**Given exercise:** Copy each line of the data below exactly, leaving out pictures.

Part of a data file:
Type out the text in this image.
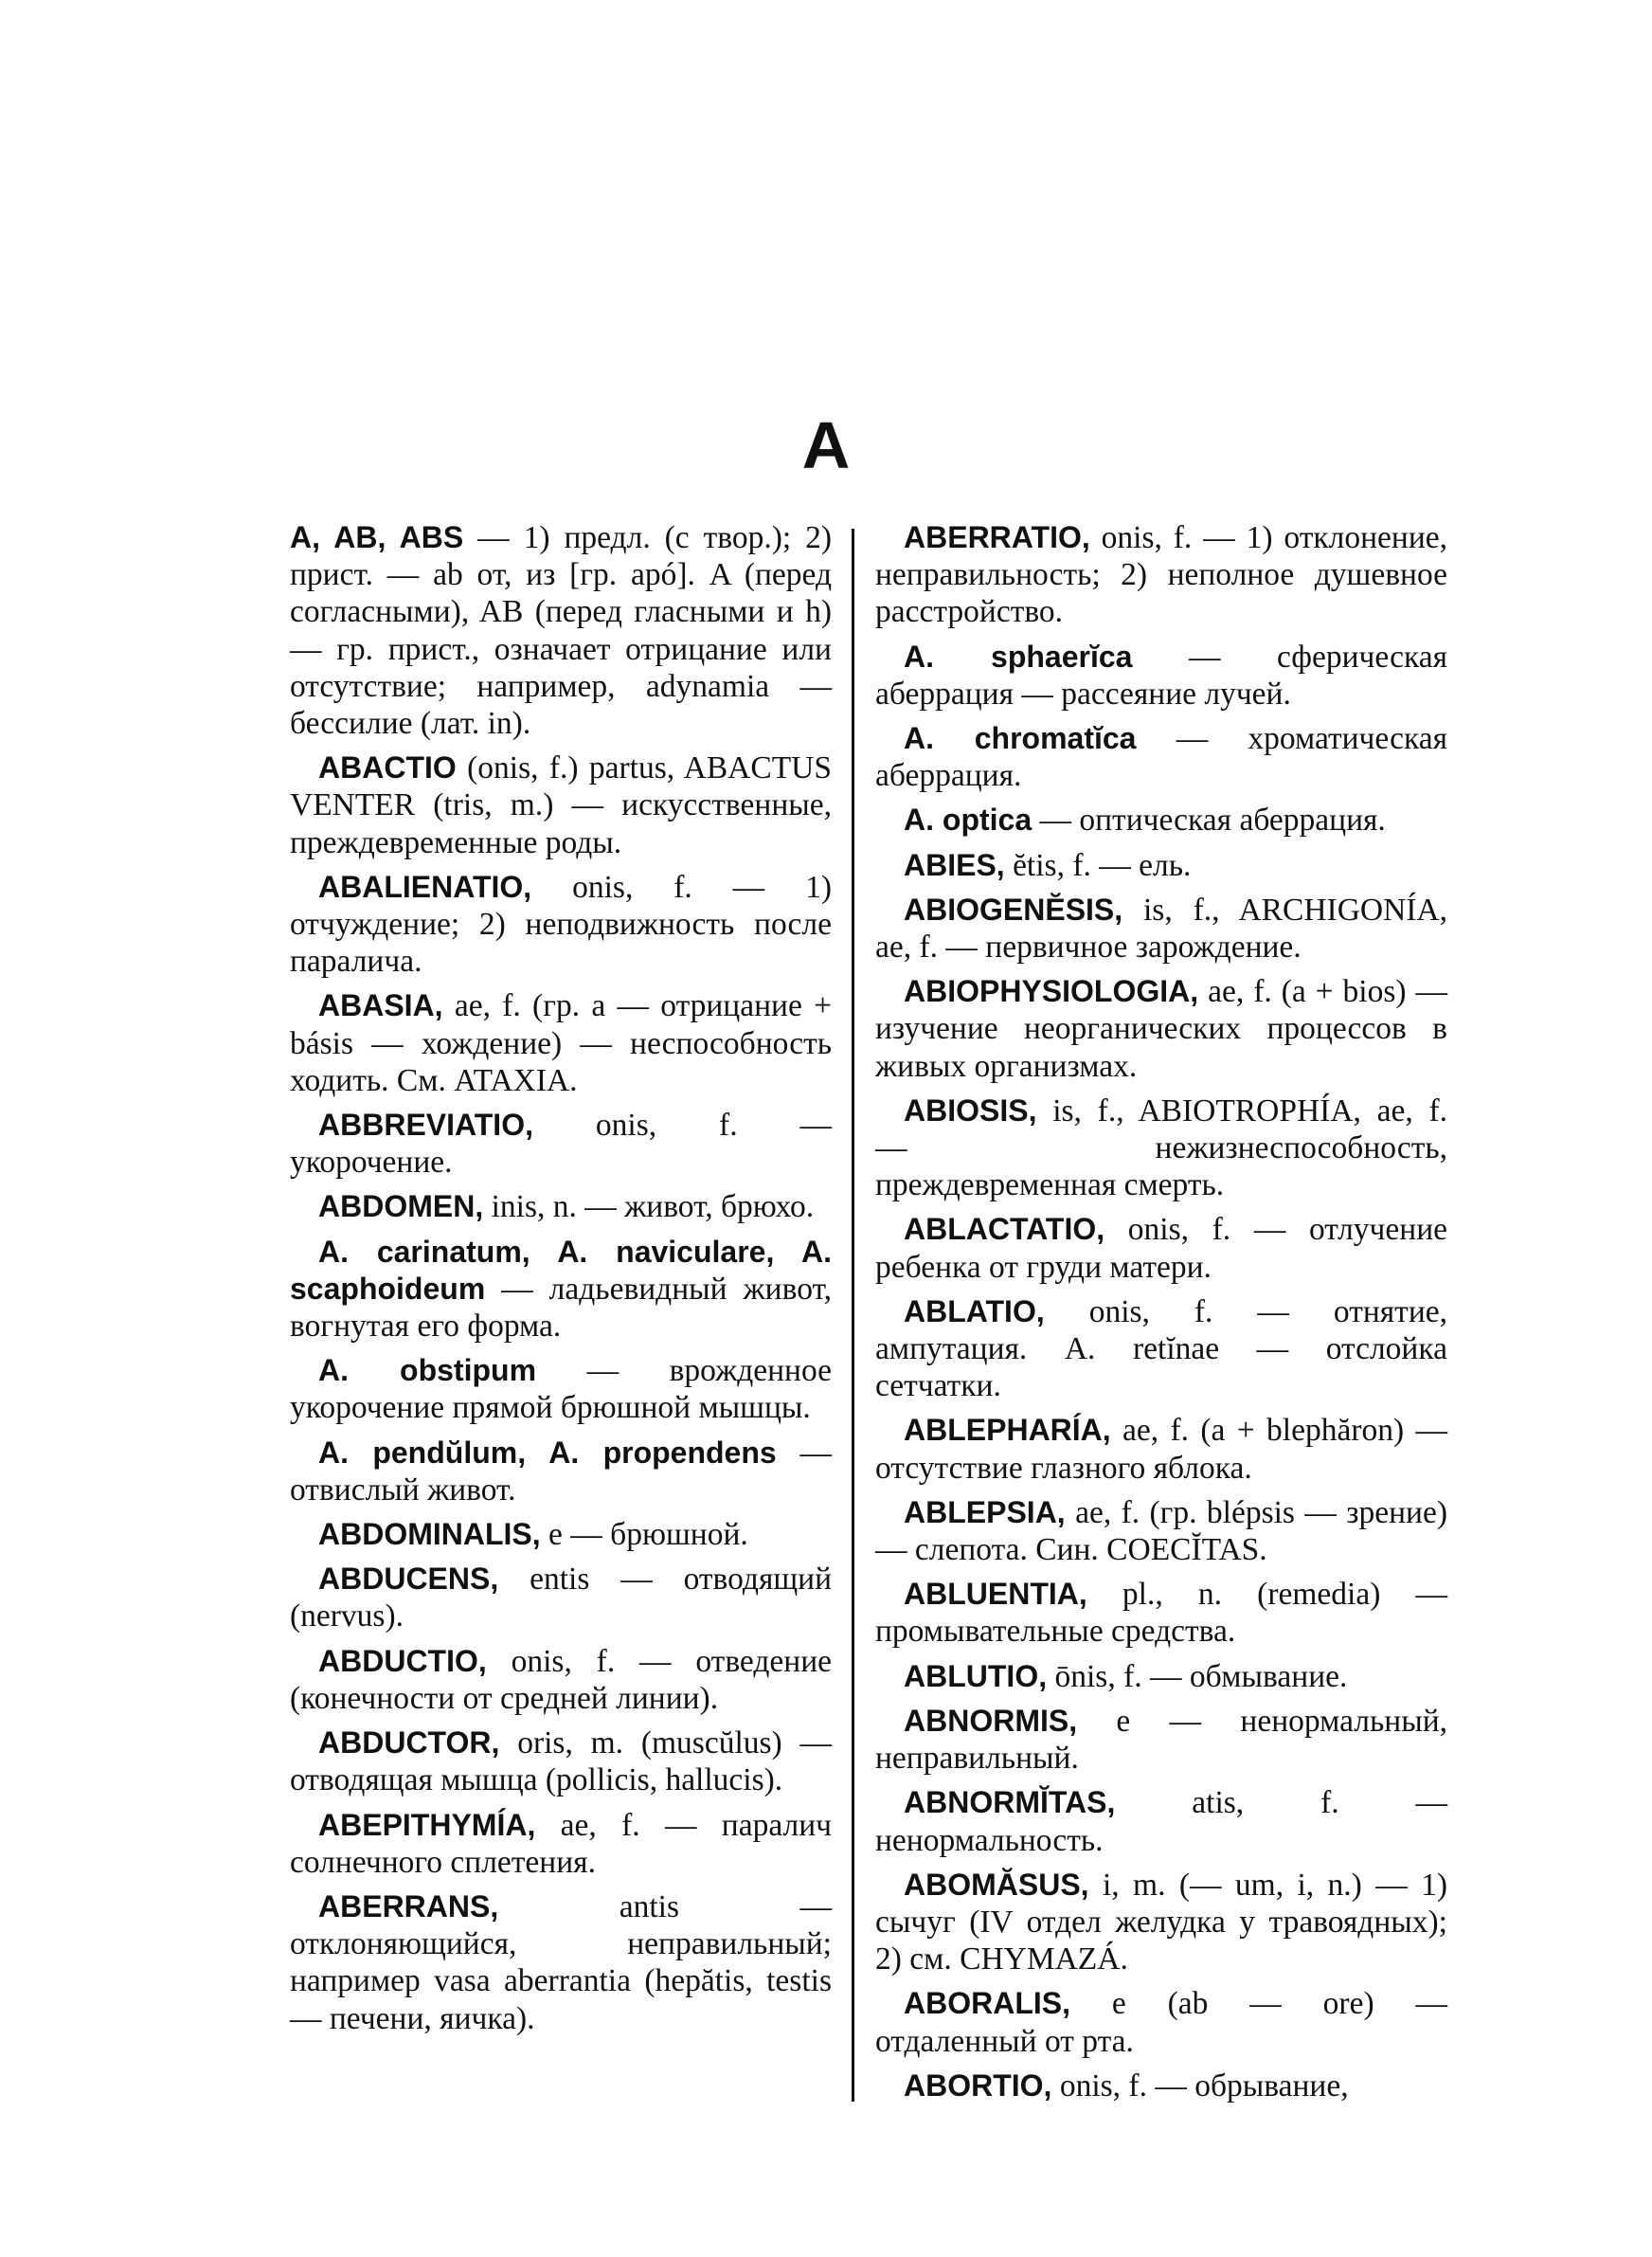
A

A, AB, ABS — 1) предл. (с твор.); 2) прист. — ab от, из [гр. apó]. A (перед согласными), AB (перед гласными и h) — гр. прист., означает отрицание или отсутствие; например, adynamia — бессилие (лат. in).

ABACTIO (onis, f.) partus, ABACTUS VENTER (tris, m.) — искусственные, преждевременные роды.

ABALIENATIO, onis, f. — 1) отчуждение; 2) неподвижность после паралича.

ABASIA, ae, f. (гр. a — отрицание + básis — хождение) — неспособность ходить. См. ATAXIA.

ABBREVIATIO, onis, f. — укорочение.

ABDOMEN, inis, n. — живот, брюхо.

A. carinatum, A. naviculare, A. scaphoideum — ладьевидный живот, вогнутая его форма.

A. obstipum — врожденное укорочение прямой брюшной мышцы.

A. pendŭlum, A. propendens — отвислый живот.

ABDOMINALIS, e — брюшной.

ABDUCENS, entis — отводящий (nervus).

ABDUCTIO, onis, f. — отведение (конечности от средней линии).

ABDUCTOR, oris, m. (muscŭlus) — отводящая мышца (pollicis, hallucis).

ABEPITHYMÍA, ae, f. — паралич солнечного сплетения.

ABERRANS,	antis — отклоняющийся, неправильный; например vasa aberrantia (hepătis, testis — печени, яичка).

ABERRATIO, onis, f. — 1) отклонение, неправильность; 2) неполное душевное расстройство.

A. sphaerĭca — сферическая аберрация — рассеяние лучей.

A. chromatĭca — хроматическая аберрация.

A. optica — оптическая аберрация.

ABIES, ĕtis, f. — ель.

ABIOGENĔSIS, is, f., ARCHIGONÍA, ae, f. — первичное зарождение.

ABIOPHYSIOLOGIA, ae, f. (a + bios) — изучение неорганических процессов в живых организмах.

ABIOSIS, is, f., ABIOTROPHÍA, ae, f. — нежизнеспособность, преждевременная смерть.

ABLACTATIO, onis, f. — отлучение ребенка от груди матери.

ABLATIO, onis, f. — отнятие, ампутация. A. retĭnae — отслойка сетчатки.

ABLEPHARÍA, ae, f. (a + blephăron) — отсутствие глазного яблока.

ABLEPSIA, ae, f. (гр. blépsis — зрение) — слепота. Син. COECĬTAS.

ABLUENTIA, pl., n. (remedia) — промывательные средства.

ABLUTIO, ōnis, f. — обмывание.

ABNORMIS, e — ненормальный, неправильный.

ABNORMĬTAS, atis, f. — ненормальность.

ABOMĂSUS, i, m. (— um, i, n.) — 1) сычуг (IV отдел желудка у травоядных); 2) см. CHYMAZÁ.

ABORALIS, e (ab — ore) — отдаленный от рта.

ABORTIO, onis, f. — обрывание,
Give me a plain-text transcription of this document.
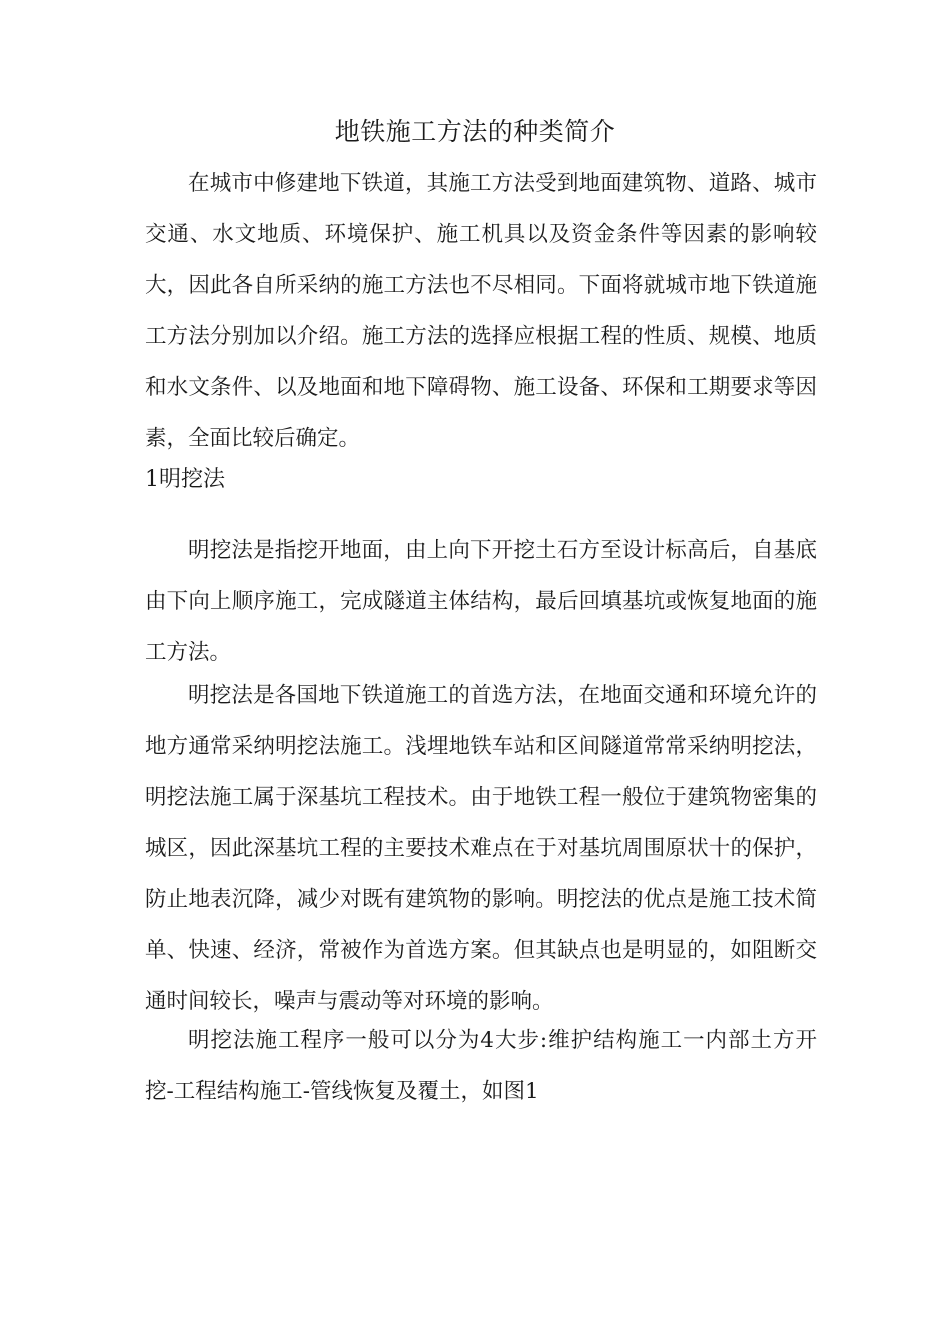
地铁施工方法的种类简介

在城市中修建地下铁道，其施工方法受到地面建筑物、道路、城市交通、水文地质、环境保护、施工机具以及资金条件等因素的影响较大，因此各自所采纳的施工方法也不尽相同。下面将就城市地下铁道施工方法分别加以介绍。施工方法的选择应根据工程的性质、规模、地质和水文条件、以及地面和地下障碍物、施工设备、环保和工期要求等因素，全面比较后确定。

1明挖法

明挖法是指挖开地面，由上向下开挖土石方至设计标高后，自基底由下向上顺序施工，完成隧道主体结构，最后回填基坑或恢复地面的施工方法。

明挖法是各国地下铁道施工的首选方法，在地面交通和环境允许的地方通常采纳明挖法施工。浅埋地铁车站和区间隧道常常采纳明挖法，明挖法施工属于深基坑工程技术。由于地铁工程一般位于建筑物密集的城区，因此深基坑工程的主要技术难点在于对基坑周围原状十的保护，防止地表沉降，减少对既有建筑物的影响。明挖法的优点是施工技术简单、快速、经济，常被作为首选方案。但其缺点也是明显的，如阻断交通时间较长，噪声与震动等对环境的影响。

明挖法施工程序一般可以分为4大步:维护结构施工一内部土方开挖-工程结构施工-管线恢复及覆土，如图1
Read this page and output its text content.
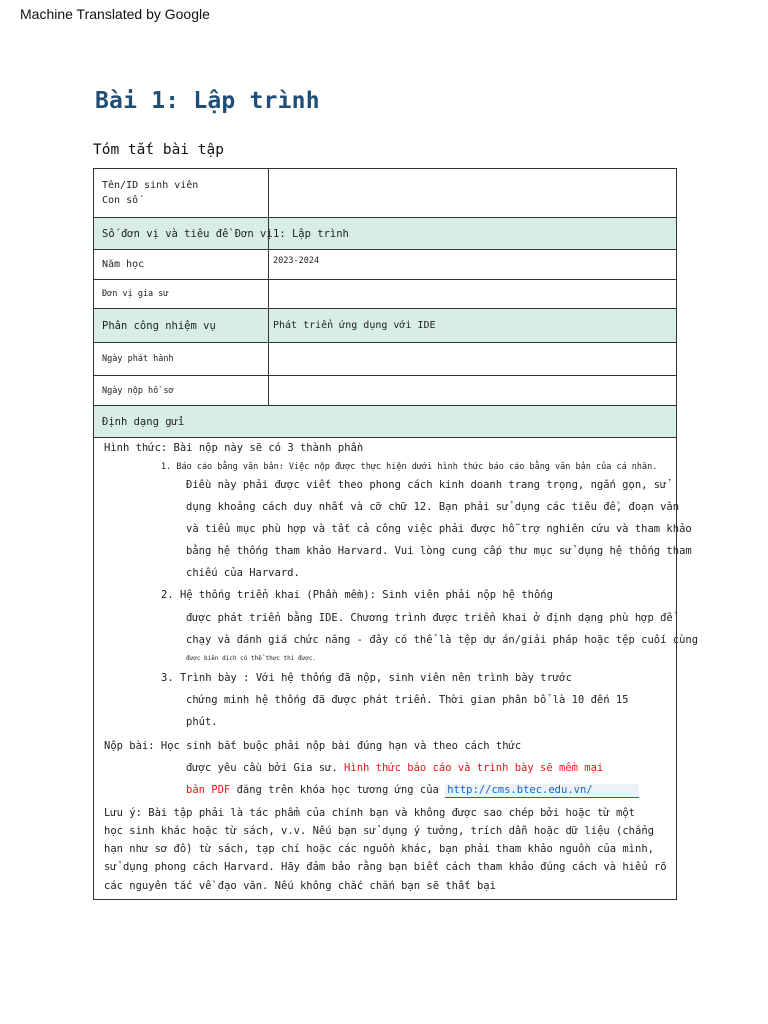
Machine Translated by Google
Bài 1: Lập trình
Tóm tắt bài tập
Tên/ID sinh viên
Con số
Số đơn vị và tiêu đề Đơn vị 1: Lập trình
Năm học	2023-2024
Đơn vị gia sư
Phân công nhiệm vụ	Phát triển ứng dụng với IDE
Ngày phát hành
Ngày nộp hồ sơ
Định dạng gửi
Hình thức: Bài nộp này sẽ có 3 thành phần
1. Báo cáo bằng văn bản: Việc nộp được thực hiện dưới hình thức báo cáo bằng văn bản của cá nhân.
Điều này phải được viết theo phong cách kinh doanh trang trọng, ngắn gọn, sử
dụng khoảng cách duy nhất và cỡ chữ 12. Bạn phải sử dụng các tiêu đề, đoạn văn
và tiểu mục phù hợp và tất cả công việc phải được hỗ trợ nghiên cứu và tham khảo
bằng hệ thống tham khảo Harvard. Vui lòng cung cấp thư mục sử dụng hệ thống tham
chiếu của Harvard.
2. Hệ thống triển khai (Phần mềm): Sinh viên phải nộp hệ thống
được phát triển bằng IDE. Chương trình được triển khai ở định dạng phù hợp để
chạy và đánh giá chức năng - đây có thể là tệp dự án/giải pháp hoặc tệp cuối cùng
được biên dịch có thể thực thi được.
3. Trình bày : Với hệ thống đã nộp, sinh viên nên trình bày trước
chứng minh hệ thống đã được phát triển. Thời gian phân bổ là 10 đến 15
phút.
Nộp bài: Học sinh bắt buộc phải nộp bài đúng hạn và theo cách thức
được yêu cầu bởi Gia sư. Hình thức báo cáo và trình bày sẽ mềm mại
bản PDF đăng trên khóa học tương ứng của http://cms.btec.edu.vn/
Lưu ý: Bài tập phải là tác phẩm của chính bạn và không được sao chép bởi hoặc từ một
học sinh khác hoặc từ sách, v.v. Nếu bạn sử dụng ý tưởng, trích dẫn hoặc dữ liệu (chẳng
hạn như sơ đồ) từ sách, tạp chí hoặc các nguồn khác, bạn phải tham khảo nguồn của mình,
sử dụng phong cách Harvard. Hãy đảm bảo rằng bạn biết cách tham khảo đúng cách và hiểu rõ
các nguyên tắc về đạo văn. Nếu không chắc chắn bạn sẽ thất bại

**The response:**
Type out the text in this image.
A

A, AB, ABS — 1) предл. (с твор.); 2) прист. — ab от, из [гр. apó]. A (перед согласными), AB (перед гласными и h) — гр. прист., означает отрицание или отсутствие; например, adynamia — бессилие (лат. in).

ABACTIO (onis, f.) partus, ABACTUS VENTER (tris, m.) — искусственные, преждевременные роды.

ABALIENATIO, onis, f. — 1) отчуждение; 2) неподвижность после паралича.

ABASIA, ae, f. (гр. a — отрицание + básis — хождение) — неспособность ходить. См. ATAXIA.

ABBREVIATIO, onis, f. — укорочение.

ABDOMEN, inis, n. — живот, брюхо.

A. carinatum, A. naviculare, A. scaphoideum — ладьевидный живот, вогнутая его форма.

A. obstipum — врожденное укорочение прямой брюшной мышцы.

A. pendŭlum, A. propendens — отвислый живот.

ABDOMINALIS, e — брюшной.

ABDUCENS, entis — отводящий (nervus).

ABDUCTIO, onis, f. — отведение (конечности от средней линии).

ABDUCTOR, oris, m. (muscŭlus) — отводящая мышца (pollicis, hallucis).

ABEPITHYMÍA, ae, f. — паралич солнечного сплетения.

ABERRANS,	antis — отклоняющийся, неправильный; например vasa aberrantia (hepătis, testis — печени, яичка).

ABERRATIO, onis, f. — 1) отклонение, неправильность; 2) неполное душевное расстройство.

A. sphaerĭca — сферическая аберрация — рассеяние лучей.

A. chromatĭca — хроматическая аберрация.

A. optica — оптическая аберрация.

ABIES, ĕtis, f. — ель.

ABIOGENĔSIS, is, f., ARCHIGONÍA, ae, f. — первичное зарождение.

ABIOPHYSIOLOGIA, ae, f. (a + bios) — изучение неорганических процессов в живых организмах.

ABIOSIS, is, f., ABIOTROPHÍA, ae, f. — нежизнеспособность, преждевременная смерть.

ABLACTATIO, onis, f. — отлучение ребенка от груди матери.

ABLATIO, onis, f. — отнятие, ампутация. A. retĭnae — отслойка сетчатки.

ABLEPHARÍA, ae, f. (a + blephăron) — отсутствие глазного яблока.

ABLEPSIA, ae, f. (гр. blépsis — зрение) — слепота. Син. COECĬTAS.

ABLUENTIA, pl., n. (remedia) — промывательные средства.

ABLUTIO, ōnis, f. — обмывание.

ABNORMIS, e — ненормальный, неправильный.

ABNORMĬTAS, atis, f. — ненормальность.

ABOMĂSUS, i, m. (— um, i, n.) — 1) сычуг (IV отдел желудка у травоядных); 2) см. CHYMAZÁ.

ABORALIS, e (ab — ore) — отдаленный от рта.

ABORTIO, onis, f. — обрывание,
Give me a plain-text transcription of this document.
地铁施工方法的种类简介

在城市中修建地下铁道，其施工方法受到地面建筑物、道路、城市交通、水文地质、环境保护、施工机具以及资金条件等因素的影响较大，因此各自所采纳的施工方法也不尽相同。下面将就城市地下铁道施工方法分别加以介绍。施工方法的选择应根据工程的性质、规模、地质和水文条件、以及地面和地下障碍物、施工设备、环保和工期要求等因素，全面比较后确定。

1明挖法

明挖法是指挖开地面，由上向下开挖土石方至设计标高后，自基底由下向上顺序施工，完成隧道主体结构，最后回填基坑或恢复地面的施工方法。

明挖法是各国地下铁道施工的首选方法，在地面交通和环境允许的地方通常采纳明挖法施工。浅埋地铁车站和区间隧道常常采纳明挖法，明挖法施工属于深基坑工程技术。由于地铁工程一般位于建筑物密集的城区，因此深基坑工程的主要技术难点在于对基坑周围原状十的保护，防止地表沉降，减少对既有建筑物的影响。明挖法的优点是施工技术简单、快速、经济，常被作为首选方案。但其缺点也是明显的，如阻断交通时间较长，噪声与震动等对环境的影响。

明挖法施工程序一般可以分为4大步:维护结构施工一内部土方开挖-工程结构施工-管线恢复及覆土，如图1
Read this page and output its text content.
Machine Translated by Google
Bài 1: Lập trình
Tóm tắt bài tập
Tên/ID sinh viên
Con số
Số đơn vị và tiêu đề Đơn vị 1: Lập trình
Năm học	2023-2024
Đơn vị gia sư
Phân công nhiệm vụ	Phát triển ứng dụng với IDE
Ngày phát hành
Ngày nộp hồ sơ
Định dạng gửi
Hình thức: Bài nộp này sẽ có 3 thành phần
1. Báo cáo bằng văn bản: Việc nộp được thực hiện dưới hình thức báo cáo bằng văn bản của cá nhân.
Điều này phải được viết theo phong cách kinh doanh trang trọng, ngắn gọn, sử
dụng khoảng cách duy nhất và cỡ chữ 12. Bạn phải sử dụng các tiêu đề, đoạn văn
và tiểu mục phù hợp và tất cả công việc phải được hỗ trợ nghiên cứu và tham khảo
bằng hệ thống tham khảo Harvard. Vui lòng cung cấp thư mục sử dụng hệ thống tham
chiếu của Harvard.
2. Hệ thống triển khai (Phần mềm): Sinh viên phải nộp hệ thống
được phát triển bằng IDE. Chương trình được triển khai ở định dạng phù hợp để
chạy và đánh giá chức năng - đây có thể là tệp dự án/giải pháp hoặc tệp cuối cùng
được biên dịch có thể thực thi được.
3. Trình bày : Với hệ thống đã nộp, sinh viên nên trình bày trước
chứng minh hệ thống đã được phát triển. Thời gian phân bổ là 10 đến 15
phút.
Nộp bài: Học sinh bắt buộc phải nộp bài đúng hạn và theo cách thức
được yêu cầu bởi Gia sư. Hình thức báo cáo và trình bày sẽ mềm mại
bản PDF đăng trên khóa học tương ứng của http://cms.btec.edu.vn/
Lưu ý: Bài tập phải là tác phẩm của chính bạn và không được sao chép bởi hoặc từ một
học sinh khác hoặc từ sách, v.v. Nếu bạn sử dụng ý tưởng, trích dẫn hoặc dữ liệu (chẳng
hạn như sơ đồ) từ sách, tạp chí hoặc các nguồn khác, bạn phải tham khảo nguồn của mình,
sử dụng phong cách Harvard. Hãy đảm bảo rằng bạn biết cách tham khảo đúng cách và hiểu rõ
các nguyên tắc về đạo văn. Nếu không chắc chắn bạn sẽ thất bại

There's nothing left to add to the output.